* begin Given data *
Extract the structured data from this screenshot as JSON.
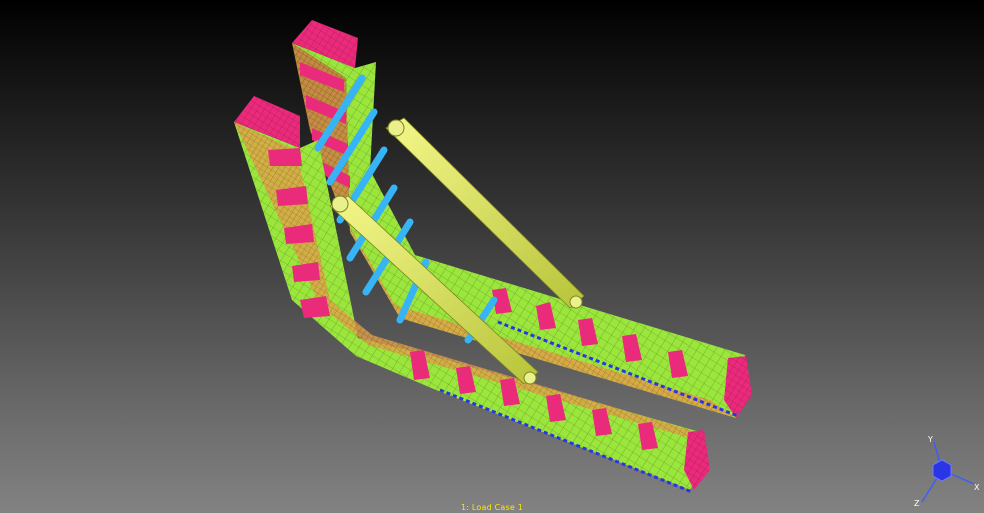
{
  "viewer": {
    "status_label": "1: Load Case 1",
    "background": {
      "top": "#000000",
      "bottom": "#828282"
    }
  },
  "triad": {
    "x_label": "X",
    "y_label": "Y",
    "z_label": "Z",
    "icon": "view-cube-icon"
  },
  "colors": {
    "shell_green": "#9be63c",
    "plate_magenta": "#ea2a7b",
    "stiffener_orange": "#d2842e",
    "strut_yellow": "#dde85c",
    "brace_cyan": "#37b4f5",
    "constraint_blue": "#2a35e6",
    "status_yellow": "#ffe800"
  }
}
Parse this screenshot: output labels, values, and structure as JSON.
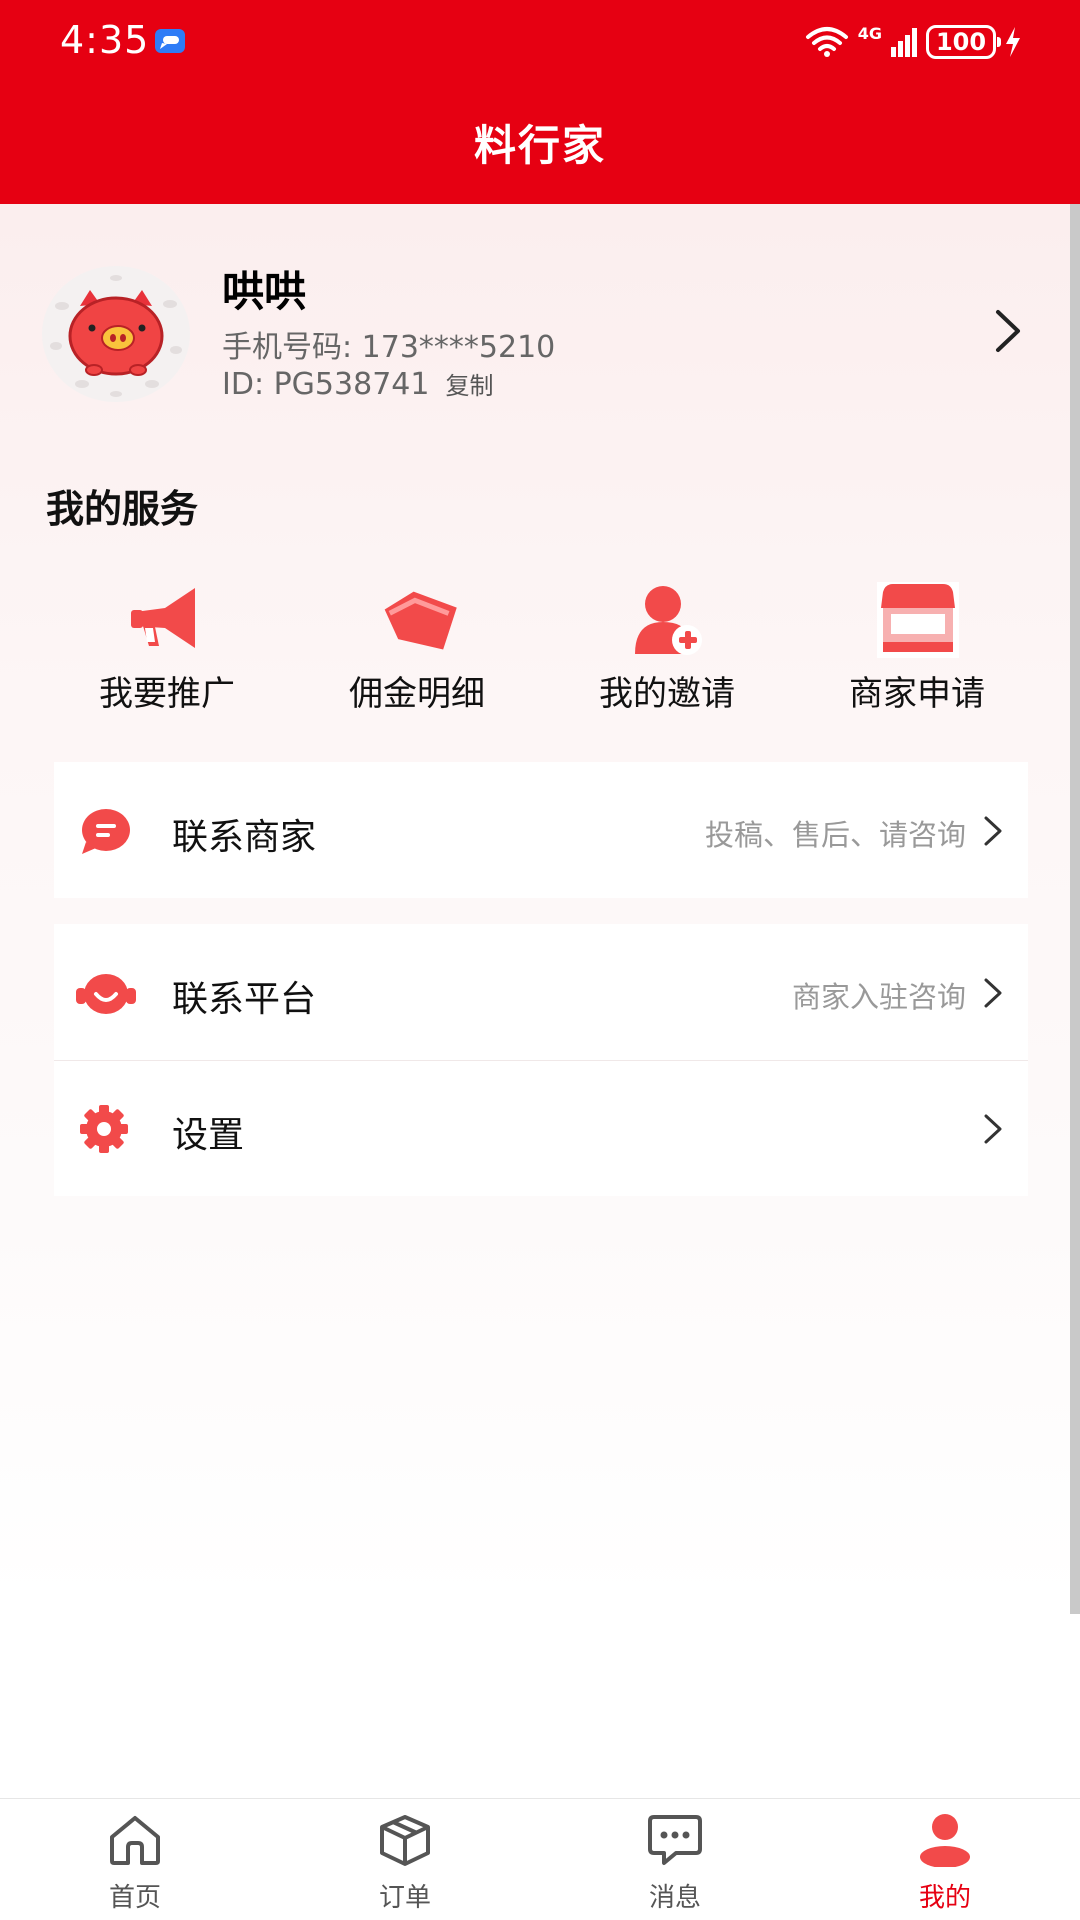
{
  "status_bar": {
    "time": "4:35",
    "network": "4G",
    "battery": "100"
  },
  "header": {
    "title": "料行家"
  },
  "profile": {
    "name": "哄哄",
    "phone": "手机号码: 173****5210",
    "id": "ID: PG538741",
    "copy_label": "复制"
  },
  "services": {
    "title": "我的服务",
    "items": [
      {
        "label": "我要推广",
        "icon": "megaphone-icon"
      },
      {
        "label": "佣金明细",
        "icon": "price-tag-icon"
      },
      {
        "label": "我的邀请",
        "icon": "add-user-icon"
      },
      {
        "label": "商家申请",
        "icon": "storefront-icon"
      }
    ]
  },
  "menu": {
    "contact_merchant": {
      "label": "联系商家",
      "hint": "投稿、售后、请咨询"
    },
    "contact_platform": {
      "label": "联系平台",
      "hint": "商家入驻咨询"
    },
    "settings": {
      "label": "设置"
    }
  },
  "tabbar": {
    "items": [
      {
        "label": "首页",
        "icon": "home-icon"
      },
      {
        "label": "订单",
        "icon": "package-icon"
      },
      {
        "label": "消息",
        "icon": "message-icon"
      },
      {
        "label": "我的",
        "icon": "user-icon"
      }
    ],
    "active_index": 3
  },
  "colors": {
    "brand_red": "#e60012",
    "icon_red": "#f24a4a",
    "hint_gray": "#999999"
  }
}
* end Given data *
Directive:
Your task is to output exactly the lines from the line containing "Parse this screenshot: output" through the last line, inclusive, leaving every picture out.

Answer for the task:
Parse this screenshot: output labels, values, and structure as JSON.
{
  "status_bar": {
    "time": "4:35",
    "network": "4G",
    "battery": "100"
  },
  "header": {
    "title": "料行家"
  },
  "profile": {
    "name": "哄哄",
    "phone": "手机号码: 173****5210",
    "id": "ID: PG538741",
    "copy_label": "复制"
  },
  "services": {
    "title": "我的服务",
    "items": [
      {
        "label": "我要推广",
        "icon": "megaphone-icon"
      },
      {
        "label": "佣金明细",
        "icon": "price-tag-icon"
      },
      {
        "label": "我的邀请",
        "icon": "add-user-icon"
      },
      {
        "label": "商家申请",
        "icon": "storefront-icon"
      }
    ]
  },
  "menu": {
    "contact_merchant": {
      "label": "联系商家",
      "hint": "投稿、售后、请咨询"
    },
    "contact_platform": {
      "label": "联系平台",
      "hint": "商家入驻咨询"
    },
    "settings": {
      "label": "设置"
    }
  },
  "tabbar": {
    "items": [
      {
        "label": "首页",
        "icon": "home-icon"
      },
      {
        "label": "订单",
        "icon": "package-icon"
      },
      {
        "label": "消息",
        "icon": "message-icon"
      },
      {
        "label": "我的",
        "icon": "user-icon"
      }
    ],
    "active_index": 3
  },
  "colors": {
    "brand_red": "#e60012",
    "icon_red": "#f24a4a",
    "hint_gray": "#999999"
  }
}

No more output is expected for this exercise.